--- BEGIN TEXT SEGMENT ---

Transfer Pricing Trends and Developments
Cyprus has always been a preferred island for international businesses and individuals due to its lovely coastline, favorable judicial system, and alluring tax package. With the recent addition of transfer pricing (TP) restrictions to its legal framework, Cyprus advanced its tax regime toward compliance with the Organization for Economic Co-operation and Development (OECD). This is a significant accomplishment for the island since it indicates that it can effectively manage and strike a balance between a favorable tax environment and other demands.
On 30 July 2022, Cyprus’ Parliament voted for the introduction of the TP regulations in Cyprus to enhance this certainty. The new regulations are effective from 1 January 2022 and are aligned with OECD standards. In particular, the regulations go hand in hand with what the OECD provides in its TP Guidelines, and Base Erosion and Profit Shifting (BEPS) Actions 8–10 and 13.
The arm's length principle was incorporated into Section 33 of the Cyprus Income Tax Law, which marked the beginning of the necessity for a strong TP legal framework in Cyprus. This came about as a result of the tax authorities publishing a circular on back-to-back financing arrangements, which required Cyprus-based businesses involved in such arrangements to provide a TP analysis to justify earned margins. There was a lot of uncertainty in this area because to the absence of pertinent legislation and guidelines for the use and application of TP.
With the introduction of the TP regulations, TP experts now have a clear understanding of taxpayers’ obligations in Cyprus, and no longer lag behind other countries in this regard.
Transfer Pricing obligations and/or the need for compliance arises when, regardless of the nature of the transactions, the transactions in place are between related parties.
The revised Section 33(3) of the Cyprus Income Tax Law provides the following definition for associated enterprises.
A company is connected with another company where:
a person and persons connected with that person hold, directly or indirectly, a participation in at least 25% of the voting rights or share capital or have the right to a share of at least 25% of the income of both companies; or
a group of two or more persons holds, directly or indirectly, a participation in at least 25% of the voting rights or share capital or have a right to a share of at least 25% of the income of each company and the group either consists of the same persons or could be regarded as consisting of the same persons by treating a member of either group as replaced by a person with whom they are connected.
A company is connected with another person where:
that person and persons connected with that person hold, directly or indirectly, a participation in at least 25% of the voting rights or share capital or have a right in at least 25% of the income of that company; or
a group of two or more persons acts together with the intention of securing, directly or indirectly, at least 25% of the voting rights or share capital or right to a share of at least 25% of the income of a company.

--- END TEXT SEGMENT ---

◆ TASK REQUIREMENTS:
a – Sum up the Cyprus transfer pricing text in two sentences.
b – Pick up the Cyprus transfer pricing text right after its final sentence and keep writing.
The data after this point comes from a separate source.

--- BEGIN EXTRACTED INFORMATION ---

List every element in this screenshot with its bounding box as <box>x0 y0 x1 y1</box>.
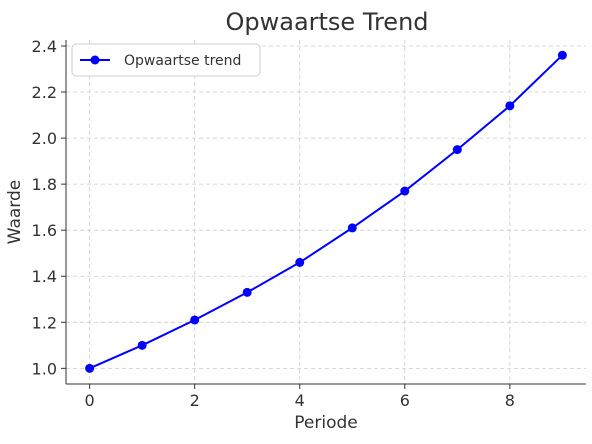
series-line <box>88 54 564 370</box>
legend-label: Opwaartse trend <box>124 53 241 69</box>
grid <box>66 40 586 384</box>
y-tick-label: 2.2 <box>32 83 57 102</box>
data-point <box>85 363 95 373</box>
legend-box <box>71 43 261 77</box>
series-layer <box>85 50 567 373</box>
y-tick-label: 2.4 <box>32 37 57 56</box>
data-point <box>137 340 147 350</box>
x-tick-label: 4 <box>295 391 305 410</box>
y-axis-label: Waarde <box>5 180 25 245</box>
y-tick-label: 1.2 <box>32 313 57 332</box>
x-tick-label: 6 <box>400 391 410 410</box>
x-tick-label: 0 <box>85 391 95 410</box>
chart-title: Opwaartse Trend <box>225 8 428 36</box>
x-tick-label: 2 <box>190 391 200 410</box>
data-point <box>557 50 567 60</box>
ticks: 0 2 4 6 8 1.0 1.2 1.4 1.6 1.8 2.0 2.2 2.4 <box>32 37 515 410</box>
data-point <box>400 186 410 196</box>
y-tick-label: 1.6 <box>32 221 57 240</box>
y-tick-label: 1.0 <box>32 359 57 378</box>
x-tick-label: 8 <box>505 391 515 410</box>
data-point <box>452 145 462 155</box>
legend-marker <box>90 55 100 65</box>
data-point <box>242 287 252 297</box>
y-tick-label: 2.0 <box>32 129 57 148</box>
x-axis-label: Periode <box>294 413 357 433</box>
y-tick-label: 1.8 <box>32 175 57 194</box>
axes <box>65 40 586 385</box>
y-tick-label: 1.4 <box>32 267 57 286</box>
data-point <box>190 315 200 325</box>
data-point <box>295 257 305 267</box>
data-point <box>347 223 357 233</box>
data-point <box>505 101 515 111</box>
legend: Opwaartse trend <box>71 43 261 77</box>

--- END EXTRACTED INFORMATION ---

◆ ANSWERS BELOW:
a – Cyprus's Parliament voted on 30 July 2022 to bring in transfer pricing regulations, effective from 1 January 2022 and aligned with the OECD's TP Guidelines and BEPS Actions 8–10 and 13. Transfer pricing obligations arise for transactions between related parties, and the revised Section 33(3) of the Cyprus Income Tax Law ties connection between companies or persons to holding, or seeking, at least 25% of voting rights, share capital or income.

b –
The Arm’s Length Principle
The arm's length principle is the foundation of TP in both theory and practice. According to this, the terms and conditions of a transaction between two connected parties must match those of a comparable transaction between unconnected parties that takes place in the free market under similar circumstances. The foundation of the existing TP regulations is the arm's length principle.
New TP Regulations
The new TP regulations in Cyprus provide guidance on the application of the arm’s length principle in practice. In short, the regulations require taxpayers to document the following.
A summary information table (SIT), which must be completed and submitted electronically by all taxpayers by the same deadline as for the TD4. The SIT includes information on related parties with which the company transacts, and the nature and value of the transactions. The nature of the transactions is divided into categories including:
intellectual property and intangibles; and
financial transactions and other transactions.
A local file, where the materiality threshold of EUR750,000 per category of transactions is met between related party transactions.
A master file, where the consolidated revenues of the group exceed EUR750 million.
This is in accordance with the guidance of OECD materials.
According to the law, a documentation file must be maintained on intra-group transactions performed between:
companies that are residents in the Republic of Cyprus; or
permanent establishments (PEs) of foreign companies in the Republic of Cyprus.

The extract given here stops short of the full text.